L’Etat du Sénégal n’avait jamais subi un si cuisant camouflet, dans un contentieux avec un tiers. Il faut déplorer qu’une telle décision de justice fasse rejaillir une salve de critiques les plus acerbes, de la part des hommes du pouvoir, contre la Cedeao dont le Sénégal est signataire de tous les traités l’ayant instituée. Mais la Cour de justice de la Cedeao n’entend pas se laisser faire. Ainsi, elle a été catégorique quand il lui a été demandé de se déclarer incompétente à connaître de recours contre les décisions des juridictions sénégalaises en se fondant sur une jurisprudence de ladite cour (arrêt ECW/CCJ/APP/03/07 du 22 mars 2007) : «La Cour fait observer que le Protocole additionnel A/SP.1/01/05 du 19 janvier 2005 portant amendement du Protocole PA/P.1/7/91 relatif à la Cour de justice de la Communauté lui confère explicitement la compétence pour connaître des cas de violation des droits de l’homme dans tout Etat membre». Et de préciser que «les allégations de violations des droits de l’homme dans une requête suffisent à faire admettre sa compétence formelle». Or, en l’espèce, elle a constaté des violations graves des droits de l’homme qui sont autant d’éléments nullité de la procédure. Dès cet instant, la Cour de justice de la Cedeao n’avait pas besoins de réclamer la libération de Khalifa Sall et Cie puisque cela coule de source.

(Entrées de position des éléments)
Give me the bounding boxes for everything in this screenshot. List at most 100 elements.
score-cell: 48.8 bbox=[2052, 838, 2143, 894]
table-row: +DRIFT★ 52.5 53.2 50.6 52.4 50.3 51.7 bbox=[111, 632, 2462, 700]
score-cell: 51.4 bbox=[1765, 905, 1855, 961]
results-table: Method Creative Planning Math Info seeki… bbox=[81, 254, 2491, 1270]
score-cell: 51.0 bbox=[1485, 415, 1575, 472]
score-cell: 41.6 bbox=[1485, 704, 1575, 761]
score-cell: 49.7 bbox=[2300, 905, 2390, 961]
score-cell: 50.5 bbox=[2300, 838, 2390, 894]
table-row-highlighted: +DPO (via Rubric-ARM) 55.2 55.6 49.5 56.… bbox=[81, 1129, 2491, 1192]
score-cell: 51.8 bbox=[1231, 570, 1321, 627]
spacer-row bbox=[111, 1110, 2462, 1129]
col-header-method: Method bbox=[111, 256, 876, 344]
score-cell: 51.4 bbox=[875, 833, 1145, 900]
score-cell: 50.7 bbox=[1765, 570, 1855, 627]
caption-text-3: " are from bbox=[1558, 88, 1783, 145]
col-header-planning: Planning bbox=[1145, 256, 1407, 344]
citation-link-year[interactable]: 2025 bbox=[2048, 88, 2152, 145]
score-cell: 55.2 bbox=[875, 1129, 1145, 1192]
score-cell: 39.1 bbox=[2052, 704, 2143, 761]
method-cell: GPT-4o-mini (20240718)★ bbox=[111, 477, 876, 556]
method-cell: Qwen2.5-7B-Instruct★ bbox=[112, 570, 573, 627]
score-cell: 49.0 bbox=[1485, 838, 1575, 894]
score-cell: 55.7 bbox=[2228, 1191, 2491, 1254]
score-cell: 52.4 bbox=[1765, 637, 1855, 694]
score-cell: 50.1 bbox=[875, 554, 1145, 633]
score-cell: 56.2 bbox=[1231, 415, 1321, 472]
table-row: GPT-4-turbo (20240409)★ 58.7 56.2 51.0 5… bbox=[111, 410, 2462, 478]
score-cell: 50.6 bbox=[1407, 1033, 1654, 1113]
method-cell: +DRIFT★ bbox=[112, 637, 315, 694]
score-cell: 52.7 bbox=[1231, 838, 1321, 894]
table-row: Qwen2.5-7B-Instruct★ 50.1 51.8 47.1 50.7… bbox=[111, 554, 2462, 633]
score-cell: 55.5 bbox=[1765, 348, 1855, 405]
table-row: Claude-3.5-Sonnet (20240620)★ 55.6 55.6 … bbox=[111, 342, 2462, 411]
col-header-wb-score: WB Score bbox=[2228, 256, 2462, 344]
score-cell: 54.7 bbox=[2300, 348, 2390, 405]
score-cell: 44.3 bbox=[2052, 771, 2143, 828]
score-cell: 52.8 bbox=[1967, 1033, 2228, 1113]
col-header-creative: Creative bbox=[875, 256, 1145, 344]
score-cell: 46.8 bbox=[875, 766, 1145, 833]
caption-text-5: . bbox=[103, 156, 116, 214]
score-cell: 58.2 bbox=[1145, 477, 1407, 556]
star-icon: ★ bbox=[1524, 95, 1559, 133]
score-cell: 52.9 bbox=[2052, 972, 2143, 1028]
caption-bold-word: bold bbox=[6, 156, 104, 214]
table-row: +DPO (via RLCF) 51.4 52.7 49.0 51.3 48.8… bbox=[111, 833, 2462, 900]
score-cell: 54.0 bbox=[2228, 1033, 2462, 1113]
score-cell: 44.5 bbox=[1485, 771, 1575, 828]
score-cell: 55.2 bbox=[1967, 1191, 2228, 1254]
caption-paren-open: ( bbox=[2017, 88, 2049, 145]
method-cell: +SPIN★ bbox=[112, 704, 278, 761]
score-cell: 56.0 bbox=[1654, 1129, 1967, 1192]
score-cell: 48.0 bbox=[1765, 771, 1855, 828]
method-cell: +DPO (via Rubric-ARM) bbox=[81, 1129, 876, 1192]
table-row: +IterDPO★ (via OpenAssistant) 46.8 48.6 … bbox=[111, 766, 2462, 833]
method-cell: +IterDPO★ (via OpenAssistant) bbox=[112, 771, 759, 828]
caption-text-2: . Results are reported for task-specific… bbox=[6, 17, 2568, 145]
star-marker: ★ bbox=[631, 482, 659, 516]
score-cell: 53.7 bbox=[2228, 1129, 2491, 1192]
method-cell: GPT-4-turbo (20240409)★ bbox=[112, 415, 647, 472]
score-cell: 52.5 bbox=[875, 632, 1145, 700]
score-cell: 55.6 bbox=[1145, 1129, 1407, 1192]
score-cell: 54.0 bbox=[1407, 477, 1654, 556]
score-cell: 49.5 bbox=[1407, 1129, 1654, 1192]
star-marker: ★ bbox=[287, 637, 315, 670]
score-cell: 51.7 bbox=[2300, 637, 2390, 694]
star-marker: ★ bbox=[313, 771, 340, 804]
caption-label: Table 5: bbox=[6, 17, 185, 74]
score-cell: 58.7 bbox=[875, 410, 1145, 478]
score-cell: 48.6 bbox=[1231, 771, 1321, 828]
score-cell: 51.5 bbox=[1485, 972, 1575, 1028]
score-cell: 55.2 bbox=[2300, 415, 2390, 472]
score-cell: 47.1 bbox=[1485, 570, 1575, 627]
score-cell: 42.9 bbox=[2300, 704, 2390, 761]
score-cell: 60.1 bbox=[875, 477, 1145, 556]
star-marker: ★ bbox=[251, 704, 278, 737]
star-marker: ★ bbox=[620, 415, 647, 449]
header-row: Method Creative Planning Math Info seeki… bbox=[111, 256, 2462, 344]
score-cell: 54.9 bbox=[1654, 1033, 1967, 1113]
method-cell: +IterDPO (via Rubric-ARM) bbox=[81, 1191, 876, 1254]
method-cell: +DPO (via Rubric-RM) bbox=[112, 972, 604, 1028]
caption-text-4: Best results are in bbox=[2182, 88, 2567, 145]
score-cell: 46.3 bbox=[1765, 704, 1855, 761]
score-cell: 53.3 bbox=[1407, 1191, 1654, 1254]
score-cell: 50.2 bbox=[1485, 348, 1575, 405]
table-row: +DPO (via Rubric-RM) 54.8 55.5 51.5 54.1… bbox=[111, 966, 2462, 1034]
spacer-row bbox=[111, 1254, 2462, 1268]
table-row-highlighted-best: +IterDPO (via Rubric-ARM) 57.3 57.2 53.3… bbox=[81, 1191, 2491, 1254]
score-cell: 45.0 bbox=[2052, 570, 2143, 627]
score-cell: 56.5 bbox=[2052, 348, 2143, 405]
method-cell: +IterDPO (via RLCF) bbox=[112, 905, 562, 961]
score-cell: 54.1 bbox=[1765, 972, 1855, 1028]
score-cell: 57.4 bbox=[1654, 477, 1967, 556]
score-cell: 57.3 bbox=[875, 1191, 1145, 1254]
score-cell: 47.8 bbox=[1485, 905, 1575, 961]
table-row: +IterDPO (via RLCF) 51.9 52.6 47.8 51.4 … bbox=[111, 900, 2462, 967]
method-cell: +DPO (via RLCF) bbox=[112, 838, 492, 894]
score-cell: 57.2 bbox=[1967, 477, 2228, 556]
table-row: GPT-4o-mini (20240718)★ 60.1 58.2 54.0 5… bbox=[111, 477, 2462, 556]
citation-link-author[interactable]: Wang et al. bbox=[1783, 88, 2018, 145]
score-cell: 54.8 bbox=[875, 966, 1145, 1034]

Votre objectif: D'après le passage cité, quel texte confère explicitement à la Cour de justice de la Cedeao la compétence pour connaître des cas de violation des droits de l'homme dans tout État membre ? Ces lignes n'ont aucun lien avec le passage cité.

Réponse attendue: Le Protocole additionnel A/SP.1/01/05 du 19 janvier 2005, qui porte amendement du Protocole PA/P.1/7/91 relatif à la Cour de justice de la Communauté.